* **Directions**: Retype the complete listing exactly as it appears.

* **Given entries**:
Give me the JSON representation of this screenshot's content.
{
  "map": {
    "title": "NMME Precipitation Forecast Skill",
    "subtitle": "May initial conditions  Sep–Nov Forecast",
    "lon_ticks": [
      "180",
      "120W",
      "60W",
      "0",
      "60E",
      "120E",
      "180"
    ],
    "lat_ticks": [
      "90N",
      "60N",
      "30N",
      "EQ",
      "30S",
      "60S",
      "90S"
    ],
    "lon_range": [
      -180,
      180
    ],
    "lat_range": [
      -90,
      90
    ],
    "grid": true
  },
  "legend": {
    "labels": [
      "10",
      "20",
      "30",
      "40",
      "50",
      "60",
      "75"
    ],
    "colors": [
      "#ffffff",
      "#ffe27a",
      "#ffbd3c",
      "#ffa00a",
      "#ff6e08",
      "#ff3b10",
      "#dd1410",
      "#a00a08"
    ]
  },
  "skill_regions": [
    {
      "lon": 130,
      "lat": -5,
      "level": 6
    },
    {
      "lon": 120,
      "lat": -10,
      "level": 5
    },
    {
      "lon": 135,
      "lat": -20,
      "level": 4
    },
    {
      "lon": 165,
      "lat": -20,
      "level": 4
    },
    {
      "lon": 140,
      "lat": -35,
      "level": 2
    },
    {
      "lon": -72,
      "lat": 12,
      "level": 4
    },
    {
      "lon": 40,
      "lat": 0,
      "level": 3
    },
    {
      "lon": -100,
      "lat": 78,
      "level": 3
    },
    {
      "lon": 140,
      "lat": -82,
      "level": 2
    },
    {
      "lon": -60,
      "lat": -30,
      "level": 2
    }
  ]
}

* **Final result**:
Give me the JSON representation of this screenshot's content.
{
  "map": {
    "title": "NMME Precipitation Forecast Skill",
    "subtitle": "May initial conditions  Sep–Nov Forecast",
    "lon_ticks": [
      "180",
      "120W",
      "60W",
      "0",
      "60E",
      "120E",
      "180"
    ],
    "lat_ticks": [
      "90N",
      "60N",
      "30N",
      "EQ",
      "30S",
      "60S",
      "90S"
    ],
    "lon_range": [
      -180,
      180
    ],
    "lat_range": [
      -90,
      90
    ],
    "grid": true
  },
  "legend": {
    "labels": [
      "10",
      "20",
      "30",
      "40",
      "50",
      "60",
      "75"
    ],
    "colors": [
      "#ffffff",
      "#ffe27a",
      "#ffbd3c",
      "#ffa00a",
      "#ff6e08",
      "#ff3b10",
      "#dd1410",
      "#a00a08"
    ]
  },
  "skill_regions": [
    {
      "lon": 130,
      "lat": -5,
      "level": 6
    },
    {
      "lon": 120,
      "lat": -10,
      "level": 5
    },
    {
      "lon": 135,
      "lat": -20,
      "level": 4
    },
    {
      "lon": 165,
      "lat": -20,
      "level": 4
    },
    {
      "lon": 140,
      "lat": -35,
      "level": 2
    },
    {
      "lon": -72,
      "lat": 12,
      "level": 4
    },
    {
      "lon": 40,
      "lat": 0,
      "level": 3
    },
    {
      "lon": -100,
      "lat": 78,
      "level": 3
    },
    {
      "lon": 140,
      "lat": -82,
      "level": 2
    },
    {
      "lon": -60,
      "lat": -30,
      "level": 2
    }
  ]
}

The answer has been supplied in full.